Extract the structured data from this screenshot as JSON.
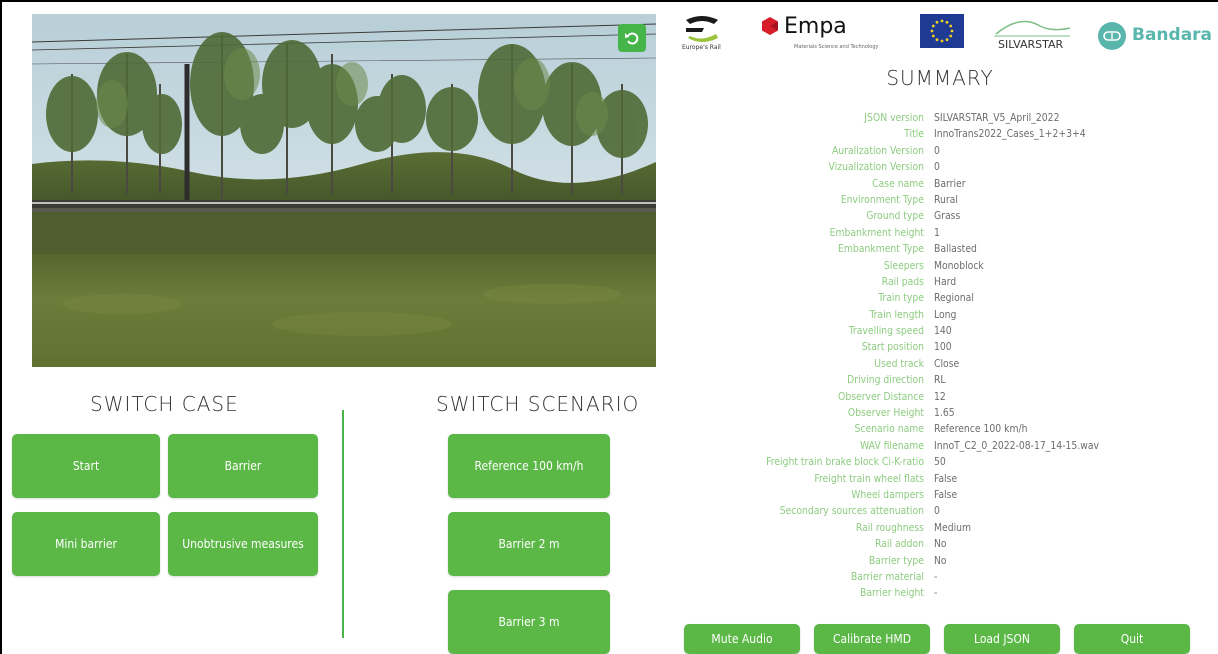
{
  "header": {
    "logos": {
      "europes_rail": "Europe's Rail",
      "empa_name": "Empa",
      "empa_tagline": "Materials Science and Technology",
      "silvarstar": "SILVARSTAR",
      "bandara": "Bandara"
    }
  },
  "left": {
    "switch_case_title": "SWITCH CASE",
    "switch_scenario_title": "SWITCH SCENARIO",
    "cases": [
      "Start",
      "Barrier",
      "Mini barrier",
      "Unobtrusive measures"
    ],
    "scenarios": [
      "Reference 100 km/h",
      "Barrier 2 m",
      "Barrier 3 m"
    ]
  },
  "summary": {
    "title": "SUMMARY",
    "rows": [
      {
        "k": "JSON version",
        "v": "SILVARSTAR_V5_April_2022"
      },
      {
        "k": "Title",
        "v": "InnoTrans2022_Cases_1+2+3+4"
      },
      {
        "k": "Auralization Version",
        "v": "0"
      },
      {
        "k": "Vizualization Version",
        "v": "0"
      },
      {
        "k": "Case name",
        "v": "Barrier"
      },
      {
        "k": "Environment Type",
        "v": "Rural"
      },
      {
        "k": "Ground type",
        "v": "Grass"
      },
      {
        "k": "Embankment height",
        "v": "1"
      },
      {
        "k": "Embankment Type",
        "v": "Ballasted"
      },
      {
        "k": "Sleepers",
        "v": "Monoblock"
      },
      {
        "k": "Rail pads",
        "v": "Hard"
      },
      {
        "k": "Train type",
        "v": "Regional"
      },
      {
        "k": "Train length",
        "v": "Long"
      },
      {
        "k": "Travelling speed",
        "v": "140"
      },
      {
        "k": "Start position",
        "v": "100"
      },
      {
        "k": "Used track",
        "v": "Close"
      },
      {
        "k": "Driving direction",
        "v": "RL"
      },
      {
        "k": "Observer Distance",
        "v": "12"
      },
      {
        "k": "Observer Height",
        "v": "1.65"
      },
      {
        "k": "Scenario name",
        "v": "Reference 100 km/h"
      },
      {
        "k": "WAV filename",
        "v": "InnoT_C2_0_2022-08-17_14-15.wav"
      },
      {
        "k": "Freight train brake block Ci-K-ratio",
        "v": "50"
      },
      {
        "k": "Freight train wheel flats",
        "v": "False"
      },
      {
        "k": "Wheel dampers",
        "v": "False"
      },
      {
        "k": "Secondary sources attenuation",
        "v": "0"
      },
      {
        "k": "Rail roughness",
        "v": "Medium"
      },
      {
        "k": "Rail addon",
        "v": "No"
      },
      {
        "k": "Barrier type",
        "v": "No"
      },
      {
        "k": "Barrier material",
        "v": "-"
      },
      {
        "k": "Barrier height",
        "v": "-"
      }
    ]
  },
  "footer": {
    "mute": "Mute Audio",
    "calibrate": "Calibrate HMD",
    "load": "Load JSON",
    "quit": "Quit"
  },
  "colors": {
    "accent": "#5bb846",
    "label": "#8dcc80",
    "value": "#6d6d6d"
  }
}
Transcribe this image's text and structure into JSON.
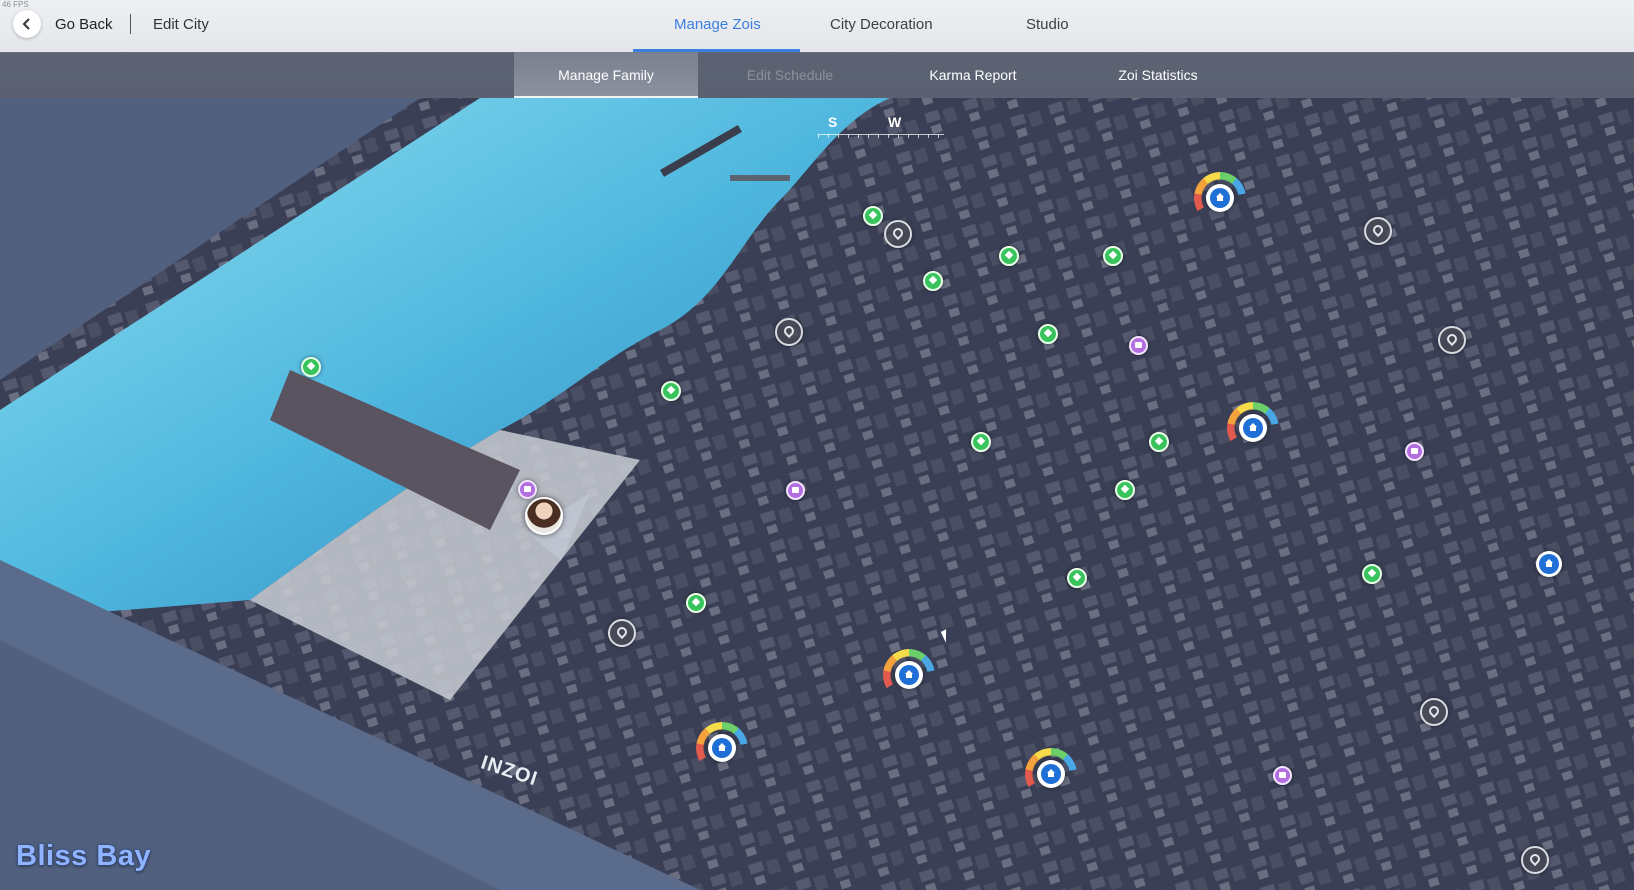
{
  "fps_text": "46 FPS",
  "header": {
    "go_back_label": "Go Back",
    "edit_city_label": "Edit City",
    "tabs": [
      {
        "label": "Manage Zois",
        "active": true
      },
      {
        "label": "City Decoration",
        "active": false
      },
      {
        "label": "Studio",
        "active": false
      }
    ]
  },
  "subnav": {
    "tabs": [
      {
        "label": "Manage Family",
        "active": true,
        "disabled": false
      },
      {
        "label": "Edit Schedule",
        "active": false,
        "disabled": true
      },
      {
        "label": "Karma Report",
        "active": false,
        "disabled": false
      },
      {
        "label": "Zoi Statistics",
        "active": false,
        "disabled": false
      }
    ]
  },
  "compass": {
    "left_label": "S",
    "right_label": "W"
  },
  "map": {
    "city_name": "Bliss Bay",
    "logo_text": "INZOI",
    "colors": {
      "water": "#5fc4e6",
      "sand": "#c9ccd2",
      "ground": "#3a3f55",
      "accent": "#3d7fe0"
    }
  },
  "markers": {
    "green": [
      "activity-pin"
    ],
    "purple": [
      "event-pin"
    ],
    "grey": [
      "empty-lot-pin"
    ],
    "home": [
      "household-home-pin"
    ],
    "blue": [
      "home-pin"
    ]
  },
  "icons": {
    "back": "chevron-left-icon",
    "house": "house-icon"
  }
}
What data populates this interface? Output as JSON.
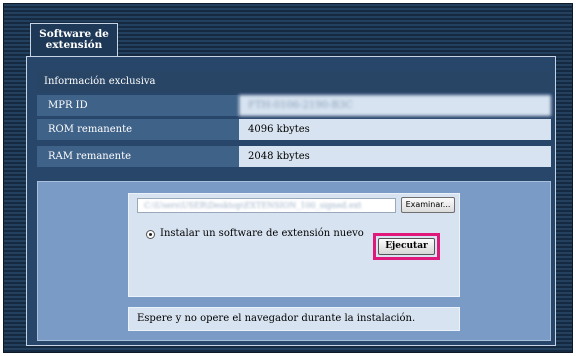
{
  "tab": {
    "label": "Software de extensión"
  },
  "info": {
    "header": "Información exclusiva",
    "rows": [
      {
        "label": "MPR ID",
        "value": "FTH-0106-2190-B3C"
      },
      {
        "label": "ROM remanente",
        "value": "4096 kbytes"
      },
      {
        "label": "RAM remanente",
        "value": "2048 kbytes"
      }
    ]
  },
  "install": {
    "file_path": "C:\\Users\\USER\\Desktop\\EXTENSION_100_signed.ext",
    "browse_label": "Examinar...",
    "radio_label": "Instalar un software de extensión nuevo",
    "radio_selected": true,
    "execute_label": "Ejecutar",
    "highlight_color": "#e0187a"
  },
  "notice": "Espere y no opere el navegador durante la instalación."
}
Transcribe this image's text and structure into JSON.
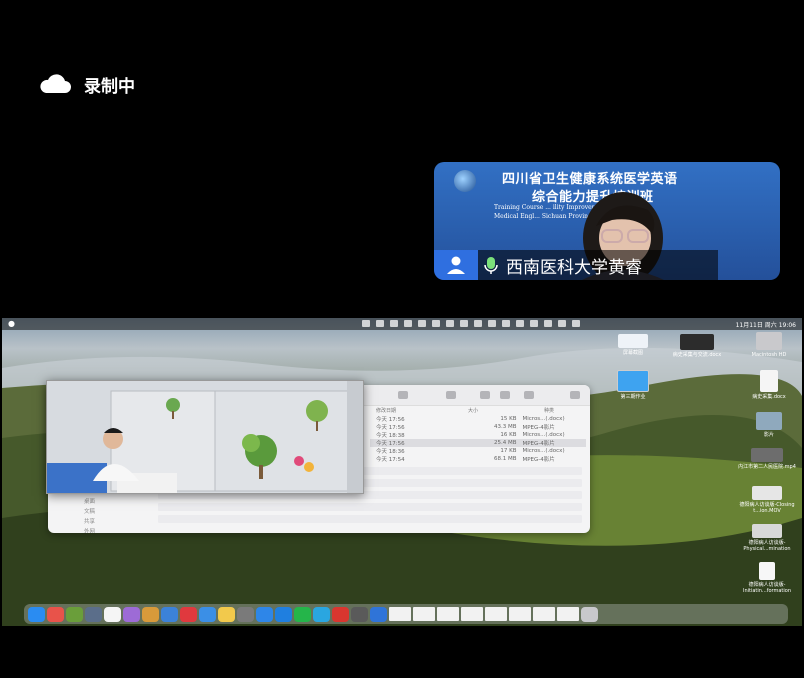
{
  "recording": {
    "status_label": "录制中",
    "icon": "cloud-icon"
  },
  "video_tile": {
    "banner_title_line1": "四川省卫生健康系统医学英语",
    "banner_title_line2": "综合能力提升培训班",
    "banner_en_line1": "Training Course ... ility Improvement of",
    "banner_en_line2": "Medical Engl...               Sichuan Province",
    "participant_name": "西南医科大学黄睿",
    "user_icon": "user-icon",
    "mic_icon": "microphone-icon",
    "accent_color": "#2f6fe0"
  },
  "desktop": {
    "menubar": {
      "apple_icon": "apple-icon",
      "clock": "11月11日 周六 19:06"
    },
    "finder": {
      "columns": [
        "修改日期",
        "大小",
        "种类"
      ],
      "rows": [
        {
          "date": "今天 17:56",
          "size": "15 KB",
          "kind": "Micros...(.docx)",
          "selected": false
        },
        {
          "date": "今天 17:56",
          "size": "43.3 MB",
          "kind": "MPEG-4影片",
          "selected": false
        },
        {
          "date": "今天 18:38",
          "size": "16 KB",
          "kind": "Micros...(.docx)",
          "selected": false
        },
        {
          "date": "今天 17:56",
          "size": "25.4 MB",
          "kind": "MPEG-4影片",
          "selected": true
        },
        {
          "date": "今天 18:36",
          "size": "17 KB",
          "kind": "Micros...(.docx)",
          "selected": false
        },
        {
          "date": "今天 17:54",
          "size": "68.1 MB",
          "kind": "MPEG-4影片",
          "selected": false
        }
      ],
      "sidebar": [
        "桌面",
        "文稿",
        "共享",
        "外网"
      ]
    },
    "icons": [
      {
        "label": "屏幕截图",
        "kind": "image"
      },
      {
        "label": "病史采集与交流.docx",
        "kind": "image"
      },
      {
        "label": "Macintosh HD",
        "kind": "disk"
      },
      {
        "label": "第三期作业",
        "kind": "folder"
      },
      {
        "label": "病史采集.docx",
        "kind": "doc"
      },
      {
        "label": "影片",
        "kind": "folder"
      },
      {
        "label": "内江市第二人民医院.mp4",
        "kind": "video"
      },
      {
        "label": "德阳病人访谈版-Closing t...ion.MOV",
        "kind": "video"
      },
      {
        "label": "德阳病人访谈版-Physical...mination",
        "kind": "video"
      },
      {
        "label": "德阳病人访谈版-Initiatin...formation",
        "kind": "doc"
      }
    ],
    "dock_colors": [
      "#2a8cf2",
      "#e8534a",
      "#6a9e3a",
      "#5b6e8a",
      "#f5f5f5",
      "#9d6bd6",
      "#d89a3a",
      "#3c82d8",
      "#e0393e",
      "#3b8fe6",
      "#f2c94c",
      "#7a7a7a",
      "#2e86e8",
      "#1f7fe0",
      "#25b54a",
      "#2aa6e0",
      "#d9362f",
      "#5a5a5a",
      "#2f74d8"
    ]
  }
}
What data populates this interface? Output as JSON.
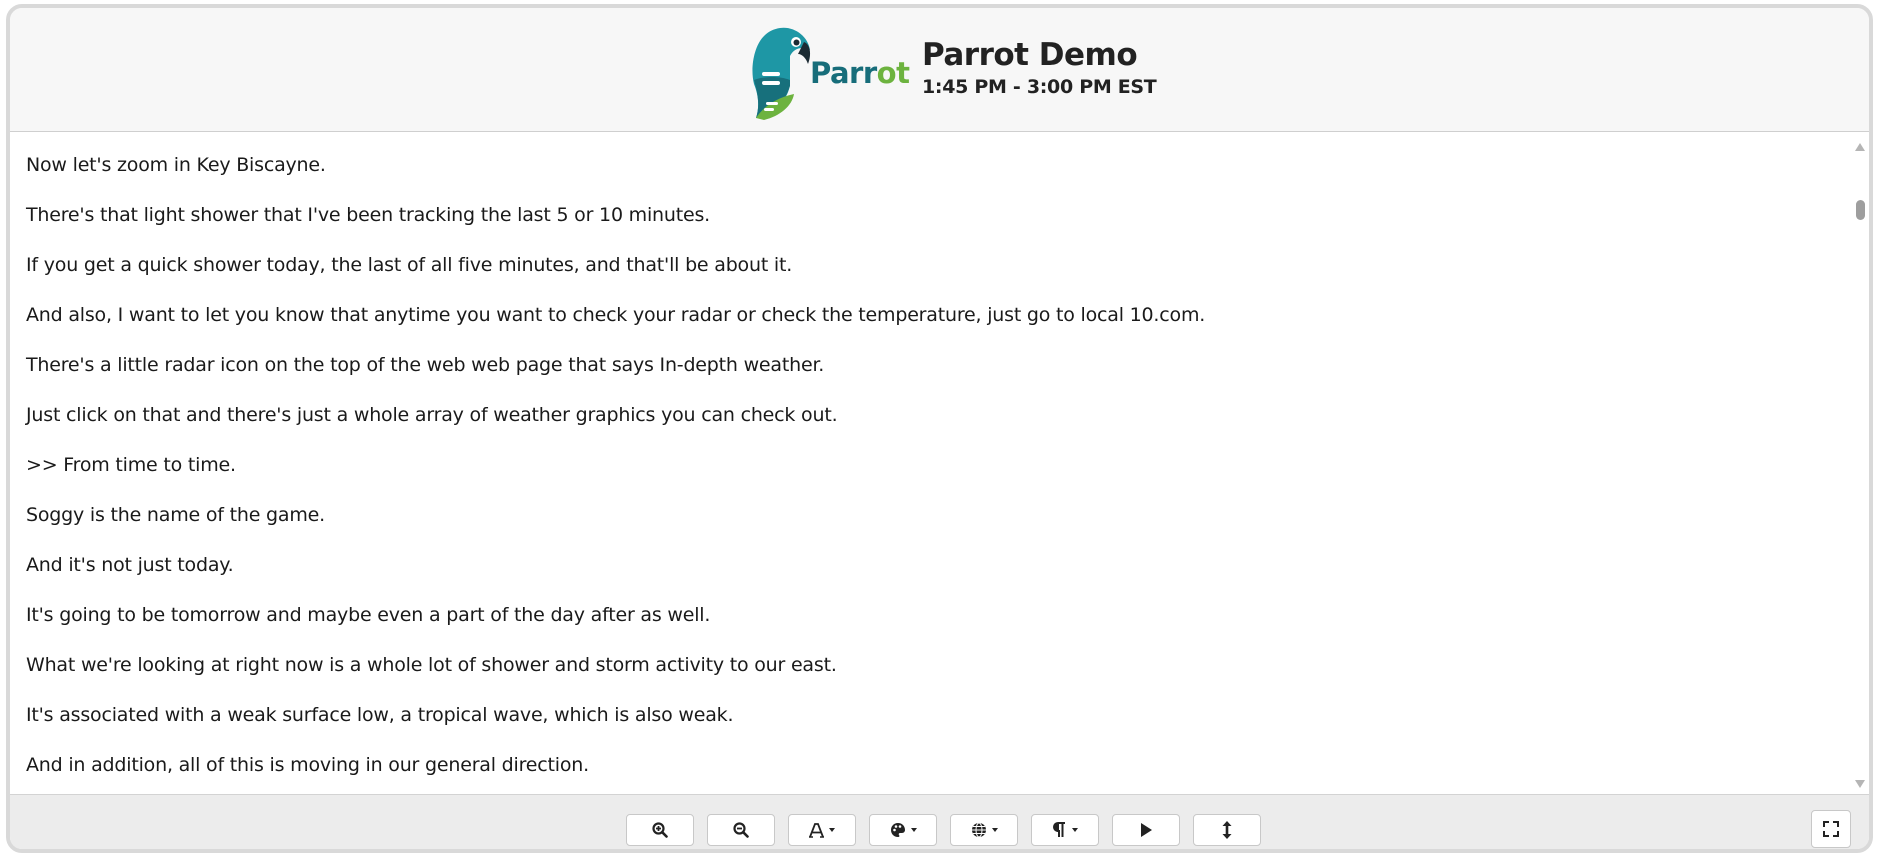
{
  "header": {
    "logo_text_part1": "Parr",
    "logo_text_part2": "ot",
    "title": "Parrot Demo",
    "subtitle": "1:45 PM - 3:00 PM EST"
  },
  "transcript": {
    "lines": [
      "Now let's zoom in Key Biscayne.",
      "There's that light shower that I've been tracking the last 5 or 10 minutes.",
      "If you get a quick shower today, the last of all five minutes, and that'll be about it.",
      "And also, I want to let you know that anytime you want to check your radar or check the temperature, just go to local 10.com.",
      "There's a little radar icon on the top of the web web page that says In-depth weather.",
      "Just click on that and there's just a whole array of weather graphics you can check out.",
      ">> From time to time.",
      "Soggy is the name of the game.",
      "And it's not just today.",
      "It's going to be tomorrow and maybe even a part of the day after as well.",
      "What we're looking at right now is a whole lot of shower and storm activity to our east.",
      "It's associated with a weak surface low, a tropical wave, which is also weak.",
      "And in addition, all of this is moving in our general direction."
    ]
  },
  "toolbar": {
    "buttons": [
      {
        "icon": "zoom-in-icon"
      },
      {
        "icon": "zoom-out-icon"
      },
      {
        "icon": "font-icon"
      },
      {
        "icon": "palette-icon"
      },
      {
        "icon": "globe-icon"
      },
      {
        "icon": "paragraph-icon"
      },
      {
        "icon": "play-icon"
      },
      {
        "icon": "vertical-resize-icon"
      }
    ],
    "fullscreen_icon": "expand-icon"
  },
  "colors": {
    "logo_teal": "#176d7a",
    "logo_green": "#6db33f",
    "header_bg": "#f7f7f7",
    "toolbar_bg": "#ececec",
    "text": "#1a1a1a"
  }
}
..........
**WHAT TO PRODUCE:** Copy each line above containing the string "德阳病人访谈版".

**SOLUTION TO THE PROBLEM:**
        "label": "德阳病人访谈版-Closing t...ion.MOV",
        "label": "德阳病人访谈版-Physical...mination",
        "label": "德阳病人访谈版-Initiatin...formation",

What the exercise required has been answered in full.